The problem
Pull out every line with the word "完成下面小题" from the entries below.

::::

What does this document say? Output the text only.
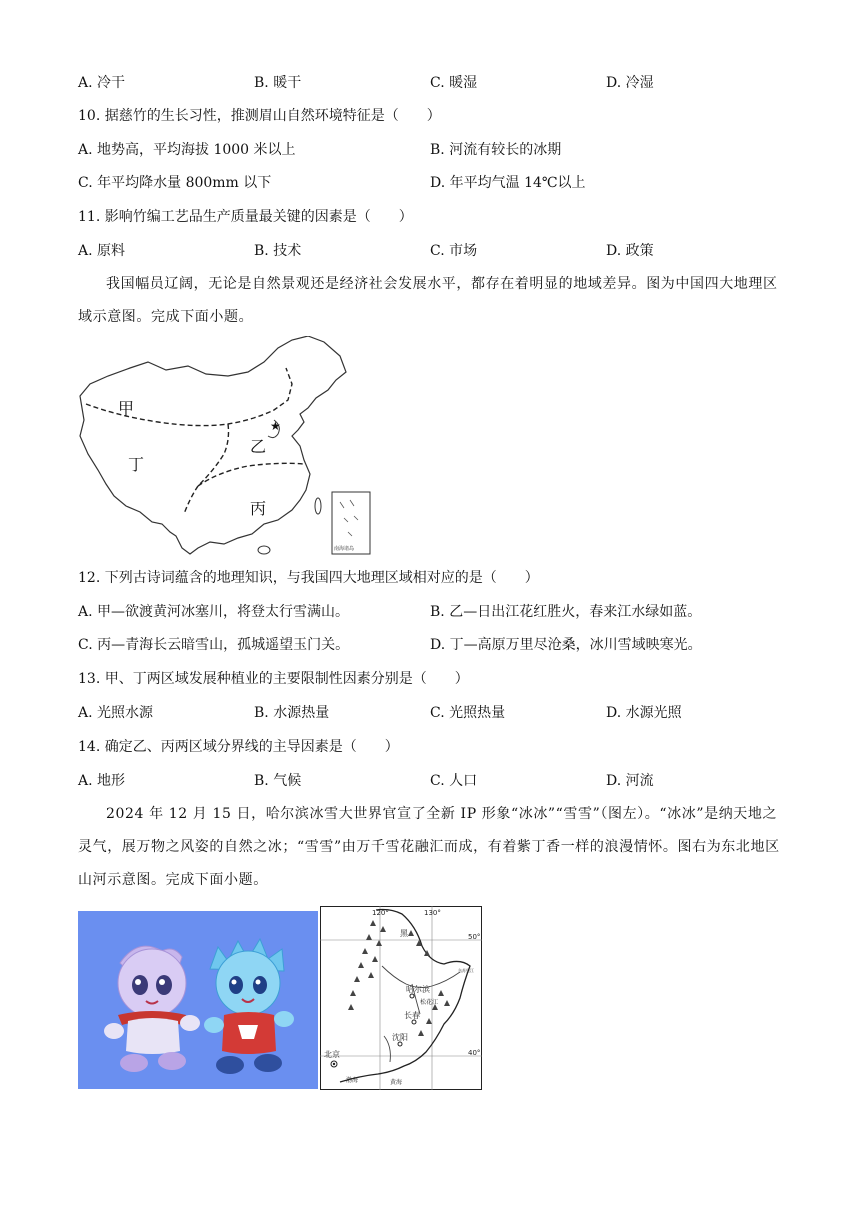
A. 冷干	B. 暖干	C. 暖湿	D. 冷湿
10. 据慈竹的生长习性，推测眉山自然环境特征是（　　）
A. 地势高，平均海拔 1000 米以上	B. 河流有较长的冰期
C. 年平均降水量 800mm 以下	D. 年平均气温 14℃以上
11. 影响竹编工艺品生产质量最关键的因素是（　　）
A. 原料	B. 技术	C. 市场	D. 政策
我国幅员辽阔，无论是自然景观还是经济社会发展水平，都存在着明显的地域差异。图为中国四大地理区域示意图。完成下面小题。
★
甲
乙
丙
丁
南海诸岛
12. 下列古诗词蕴含的地理知识，与我国四大地理区域相对应的是（　　）
A. 甲—欲渡黄河冰塞川，将登太行雪满山。	B. 乙—日出江花红胜火，春来江水绿如蓝。
C. 丙—青海长云暗雪山，孤城遥望玉门关。	D. 丁—高原万里尽沧桑，冰川雪域映寒光。
13. 甲、丁两区域发展种植业的主要限制性因素分别是（　　）
A. 光照水源	B. 水源热量	C. 光照热量	D. 水源光照
14. 确定乙、丙两区域分界线的主导因素是（　　）
A. 地形	B. 气候	C. 人口	D. 河流
2024 年 12 月 15 日，哈尔滨冰雪大世界官宣了全新 IP 形象“冰冰”“雪雪”（图左）。“冰冰”是纳天地之灵气，展万物之风姿的自然之冰；“雪雪”由万千雪花融汇而成，有着紫丁香一样的浪漫情怀。图右为东北地区山河示意图。完成下面小题。
120°	130°
50°
40°
黑
哈尔滨
松花江
长春
沈阳
北京
渤海	黄海
乌苏里江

::::

Written response
我国幅员辽阔，无论是自然景观还是经济社会发展水平，都存在着明显的地域差异。图为中国四大地理区域示意图。完成下面小题。
2024 年 12 月 15 日，哈尔滨冰雪大世界官宣了全新 IP 形象“冰冰”“雪雪”（图左）。“冰冰”是纳天地之灵气，展万物之风姿的自然之冰；“雪雪”由万千雪花融汇而成，有着紫丁香一样的浪漫情怀。图右为东北地区山河示意图。完成下面小题。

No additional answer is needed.